— Start of Extracted records —

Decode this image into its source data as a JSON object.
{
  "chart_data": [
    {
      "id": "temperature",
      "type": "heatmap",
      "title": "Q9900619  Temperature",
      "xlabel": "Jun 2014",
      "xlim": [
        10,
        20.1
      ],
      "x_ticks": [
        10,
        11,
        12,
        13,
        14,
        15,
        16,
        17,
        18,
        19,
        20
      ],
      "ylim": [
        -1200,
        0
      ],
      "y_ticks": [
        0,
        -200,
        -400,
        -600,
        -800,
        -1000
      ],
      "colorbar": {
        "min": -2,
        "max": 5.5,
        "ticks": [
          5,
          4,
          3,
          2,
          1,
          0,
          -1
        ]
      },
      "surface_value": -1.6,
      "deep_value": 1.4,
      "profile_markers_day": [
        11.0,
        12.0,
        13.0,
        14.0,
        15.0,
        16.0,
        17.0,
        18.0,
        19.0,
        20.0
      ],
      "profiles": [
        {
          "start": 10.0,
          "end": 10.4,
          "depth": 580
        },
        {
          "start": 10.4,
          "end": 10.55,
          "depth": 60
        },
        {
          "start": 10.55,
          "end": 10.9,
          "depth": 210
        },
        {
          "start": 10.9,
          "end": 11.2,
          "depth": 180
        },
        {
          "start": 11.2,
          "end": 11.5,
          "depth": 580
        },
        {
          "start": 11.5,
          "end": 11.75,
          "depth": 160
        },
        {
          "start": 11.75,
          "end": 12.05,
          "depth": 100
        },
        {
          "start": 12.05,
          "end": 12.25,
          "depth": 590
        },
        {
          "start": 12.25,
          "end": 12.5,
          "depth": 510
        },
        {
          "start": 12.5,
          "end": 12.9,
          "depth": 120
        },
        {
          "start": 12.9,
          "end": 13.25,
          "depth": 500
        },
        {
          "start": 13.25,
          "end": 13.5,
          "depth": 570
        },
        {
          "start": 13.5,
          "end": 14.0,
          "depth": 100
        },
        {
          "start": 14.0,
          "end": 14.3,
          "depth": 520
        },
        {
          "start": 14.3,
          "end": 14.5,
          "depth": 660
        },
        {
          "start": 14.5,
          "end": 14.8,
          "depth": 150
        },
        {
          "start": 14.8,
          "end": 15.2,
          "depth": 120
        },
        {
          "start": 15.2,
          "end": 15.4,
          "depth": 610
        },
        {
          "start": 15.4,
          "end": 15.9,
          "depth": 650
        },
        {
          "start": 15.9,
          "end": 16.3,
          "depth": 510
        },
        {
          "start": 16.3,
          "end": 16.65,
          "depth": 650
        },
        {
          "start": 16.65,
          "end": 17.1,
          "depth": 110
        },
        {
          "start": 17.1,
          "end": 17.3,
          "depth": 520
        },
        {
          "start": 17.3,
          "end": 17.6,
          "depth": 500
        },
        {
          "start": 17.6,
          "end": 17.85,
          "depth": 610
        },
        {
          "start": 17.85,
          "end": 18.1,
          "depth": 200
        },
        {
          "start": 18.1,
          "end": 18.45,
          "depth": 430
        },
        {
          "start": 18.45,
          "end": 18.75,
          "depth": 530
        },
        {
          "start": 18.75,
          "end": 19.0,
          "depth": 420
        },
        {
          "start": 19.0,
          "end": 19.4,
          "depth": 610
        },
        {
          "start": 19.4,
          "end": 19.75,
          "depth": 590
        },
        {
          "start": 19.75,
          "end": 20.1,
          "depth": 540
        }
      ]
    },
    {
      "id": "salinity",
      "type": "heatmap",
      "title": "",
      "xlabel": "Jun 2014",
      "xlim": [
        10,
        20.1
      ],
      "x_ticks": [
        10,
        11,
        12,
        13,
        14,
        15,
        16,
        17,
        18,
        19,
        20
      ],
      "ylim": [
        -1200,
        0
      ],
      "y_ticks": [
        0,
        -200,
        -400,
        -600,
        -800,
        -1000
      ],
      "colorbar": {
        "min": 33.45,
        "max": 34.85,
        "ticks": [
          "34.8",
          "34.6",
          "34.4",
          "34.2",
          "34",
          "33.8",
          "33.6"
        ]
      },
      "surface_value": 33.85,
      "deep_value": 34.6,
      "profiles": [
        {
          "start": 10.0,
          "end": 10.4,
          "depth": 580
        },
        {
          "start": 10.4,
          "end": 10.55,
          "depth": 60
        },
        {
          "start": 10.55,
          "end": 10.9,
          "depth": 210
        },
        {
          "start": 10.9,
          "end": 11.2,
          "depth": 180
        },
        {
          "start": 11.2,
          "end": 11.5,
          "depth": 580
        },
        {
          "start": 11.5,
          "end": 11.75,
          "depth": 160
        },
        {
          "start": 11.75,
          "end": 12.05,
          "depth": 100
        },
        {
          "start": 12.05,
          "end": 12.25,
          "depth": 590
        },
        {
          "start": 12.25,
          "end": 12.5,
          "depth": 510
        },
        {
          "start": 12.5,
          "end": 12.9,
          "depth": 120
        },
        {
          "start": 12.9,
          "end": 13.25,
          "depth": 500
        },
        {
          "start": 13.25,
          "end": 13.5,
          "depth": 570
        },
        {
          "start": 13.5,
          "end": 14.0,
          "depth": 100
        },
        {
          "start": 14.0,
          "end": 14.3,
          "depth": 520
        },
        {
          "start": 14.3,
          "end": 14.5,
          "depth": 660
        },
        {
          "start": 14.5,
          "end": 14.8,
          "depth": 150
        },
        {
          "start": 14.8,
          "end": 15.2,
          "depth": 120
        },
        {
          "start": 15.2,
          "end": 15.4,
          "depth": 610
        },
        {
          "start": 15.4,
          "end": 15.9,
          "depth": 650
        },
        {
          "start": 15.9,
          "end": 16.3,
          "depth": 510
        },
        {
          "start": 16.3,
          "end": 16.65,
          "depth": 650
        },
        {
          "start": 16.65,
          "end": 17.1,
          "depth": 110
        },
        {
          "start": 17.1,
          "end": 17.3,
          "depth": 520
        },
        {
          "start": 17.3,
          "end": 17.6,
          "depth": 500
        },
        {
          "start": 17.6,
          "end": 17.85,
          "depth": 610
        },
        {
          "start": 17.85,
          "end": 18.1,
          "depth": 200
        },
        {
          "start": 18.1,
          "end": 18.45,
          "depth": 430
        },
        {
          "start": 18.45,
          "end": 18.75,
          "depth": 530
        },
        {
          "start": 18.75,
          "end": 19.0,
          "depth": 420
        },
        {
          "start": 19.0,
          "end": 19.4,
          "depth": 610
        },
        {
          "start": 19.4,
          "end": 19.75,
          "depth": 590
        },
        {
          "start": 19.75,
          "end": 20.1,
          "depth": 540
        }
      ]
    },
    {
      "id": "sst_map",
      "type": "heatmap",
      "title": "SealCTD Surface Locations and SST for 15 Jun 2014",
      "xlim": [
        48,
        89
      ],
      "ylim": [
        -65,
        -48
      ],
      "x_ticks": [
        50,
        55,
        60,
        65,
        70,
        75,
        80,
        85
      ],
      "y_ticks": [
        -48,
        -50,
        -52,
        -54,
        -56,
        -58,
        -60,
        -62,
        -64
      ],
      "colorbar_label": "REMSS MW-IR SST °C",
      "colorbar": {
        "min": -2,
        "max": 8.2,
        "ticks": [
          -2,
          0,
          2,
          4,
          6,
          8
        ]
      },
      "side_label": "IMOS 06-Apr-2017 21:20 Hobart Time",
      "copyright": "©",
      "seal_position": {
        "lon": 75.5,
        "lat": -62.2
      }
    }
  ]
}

— End of Extracted records —

> [Problem details]:
Check each line of the records for "title" and copy the ones that contain it.

> [The answer]:
      "title": "Q9900619  Temperature",
      "title": "",
      "title": "SealCTD Surface Locations and SST for 15 Jun 2014",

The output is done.